*PROBLEM REQUIREMENTS*.
Pull out every line in the data that has the string "must" in it.

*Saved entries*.
- - -

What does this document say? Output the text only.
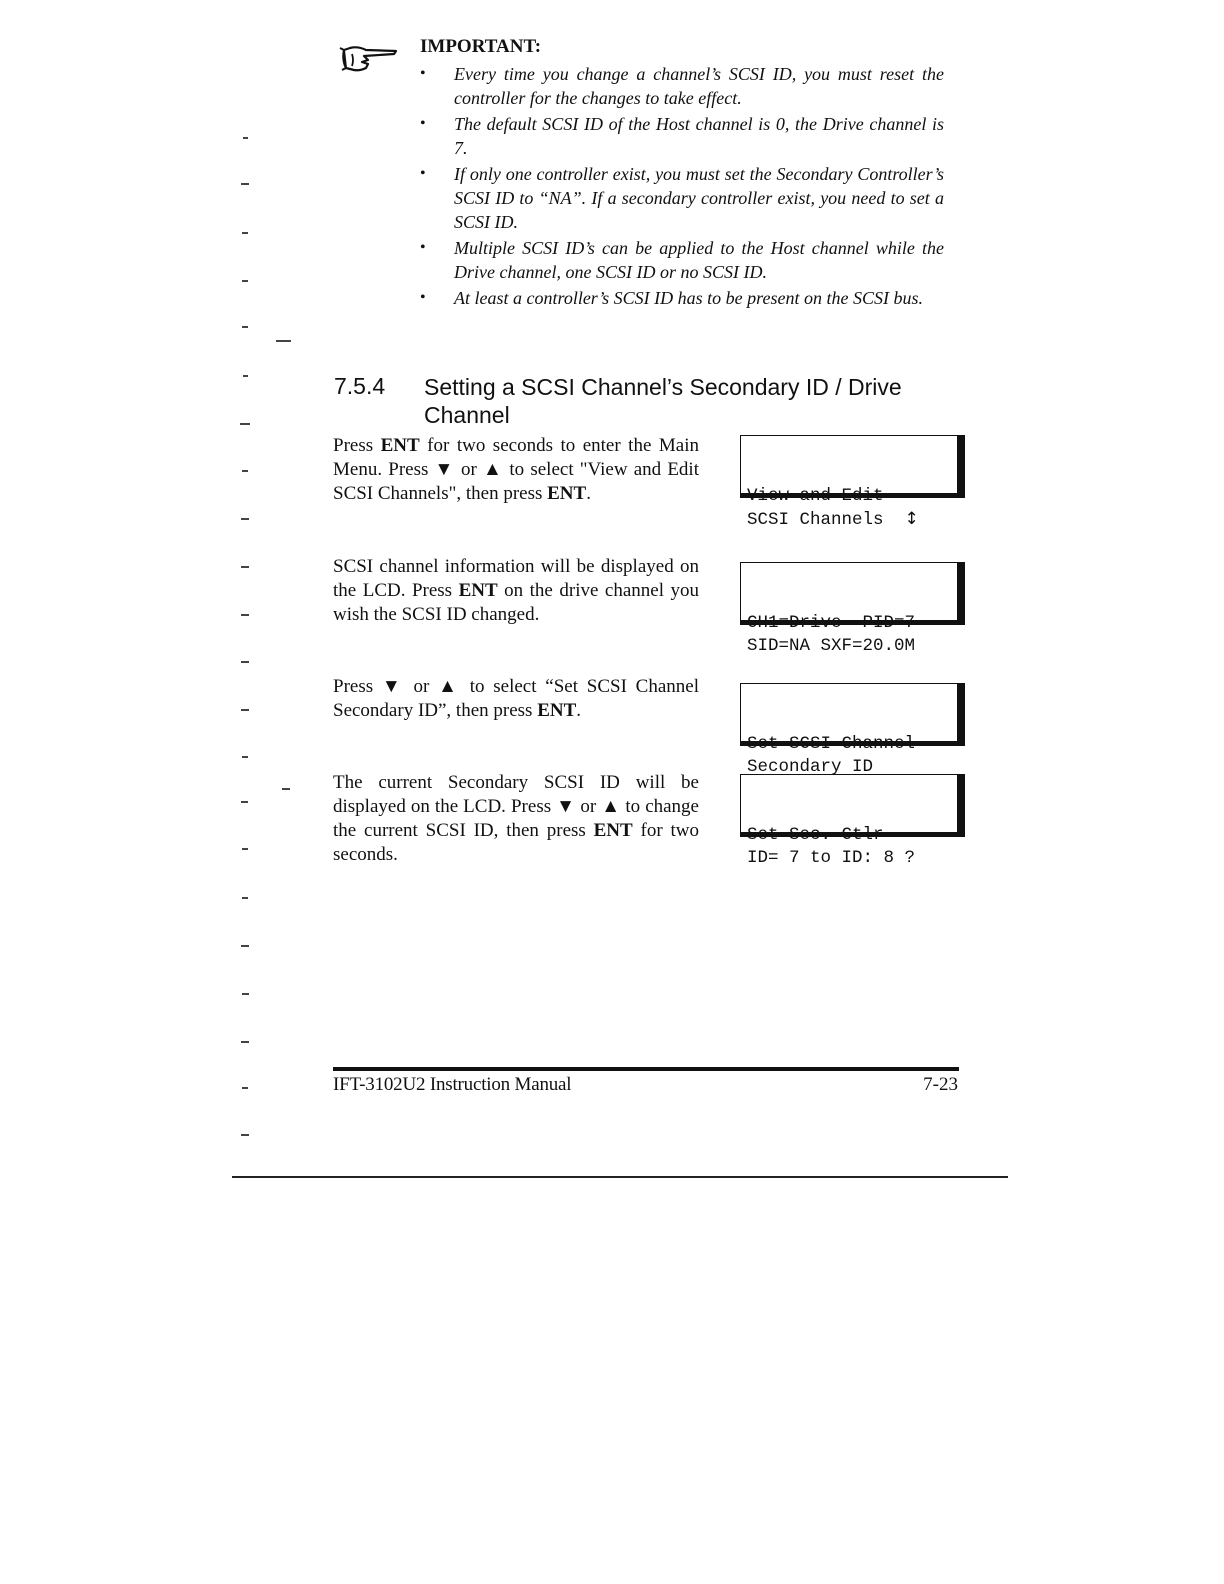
IMPORTANT:
• Every time you change a channel’s SCSI ID, you must reset the controller for the changes to take effect.
• The default SCSI ID of the Host channel is 0, the Drive channel is 7.
• If only one controller exist, you must set the Secondary Controller’s SCSI ID to “NA”. If a secondary controller exist, you need to set a SCSI ID.
• Multiple SCSI ID’s can be applied to the Host channel while the Drive channel, one SCSI ID or no SCSI ID.
• At least a controller’s SCSI ID has to be present on the SCSI bus.
7.5.4 Setting a SCSI Channel’s Secondary ID / Drive Channel
Press ENT for two seconds to enter the Main Menu. Press ▼ or ▲ to select "View and Edit SCSI Channels", then press ENT.

	View and Edit
SCSI Channels ↕

SCSI channel information will be displayed on the LCD. Press ENT on the drive channel you wish the SCSI ID changed.

	CH1=Drive  PID=7
SID=NA SXF=20.0M

Press ▼ or ▲ to select “Set SCSI Channel Secondary ID”, then press ENT.

Set SCSI Channel
Secondary ID

The current Secondary SCSI ID will be displayed on the LCD. Press ▼ or ▲ to change the current SCSI ID, then press ENT for two seconds.

Set Sec. Ctlr
ID= 7 to ID: 8 ?

IFT-3102U2 Instruction Manual	7-23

- - -

*EXPECTED ANSWER*.
• Every time you change a channel’s SCSI ID, you must reset the controller for the changes to take effect.
• If only one controller exist, you must set the Secondary Controller’s SCSI ID to “NA”. If a secondary controller exist, you need to set a SCSI ID.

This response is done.